#### [Exercise]
Say how many lines hold the string "фамилия"; please write nothing but the number.

#### [Stored records]
━━━━━━━━━━
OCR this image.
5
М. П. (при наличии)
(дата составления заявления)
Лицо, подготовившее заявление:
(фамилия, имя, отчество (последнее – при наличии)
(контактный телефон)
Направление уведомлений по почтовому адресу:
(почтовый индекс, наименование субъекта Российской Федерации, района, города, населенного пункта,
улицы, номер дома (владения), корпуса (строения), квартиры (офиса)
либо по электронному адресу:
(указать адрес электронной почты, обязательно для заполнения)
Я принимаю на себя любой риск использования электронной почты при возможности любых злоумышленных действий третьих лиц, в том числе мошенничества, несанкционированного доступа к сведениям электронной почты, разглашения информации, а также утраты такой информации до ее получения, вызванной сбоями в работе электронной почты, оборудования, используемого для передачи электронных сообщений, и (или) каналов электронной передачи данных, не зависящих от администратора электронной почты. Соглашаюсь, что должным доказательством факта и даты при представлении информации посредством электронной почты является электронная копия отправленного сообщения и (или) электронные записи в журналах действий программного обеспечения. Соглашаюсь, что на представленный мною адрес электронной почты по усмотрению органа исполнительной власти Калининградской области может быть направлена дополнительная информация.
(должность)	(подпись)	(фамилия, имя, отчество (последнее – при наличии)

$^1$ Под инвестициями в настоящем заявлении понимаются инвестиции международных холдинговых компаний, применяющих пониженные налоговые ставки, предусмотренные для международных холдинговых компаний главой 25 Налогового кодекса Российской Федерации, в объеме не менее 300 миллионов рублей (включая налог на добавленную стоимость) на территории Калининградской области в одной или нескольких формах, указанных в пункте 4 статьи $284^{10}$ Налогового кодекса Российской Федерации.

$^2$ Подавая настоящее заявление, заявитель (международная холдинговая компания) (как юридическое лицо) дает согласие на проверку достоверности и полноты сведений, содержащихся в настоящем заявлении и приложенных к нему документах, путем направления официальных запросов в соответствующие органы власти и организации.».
━━━━━━━━━━
#### [Final result]
2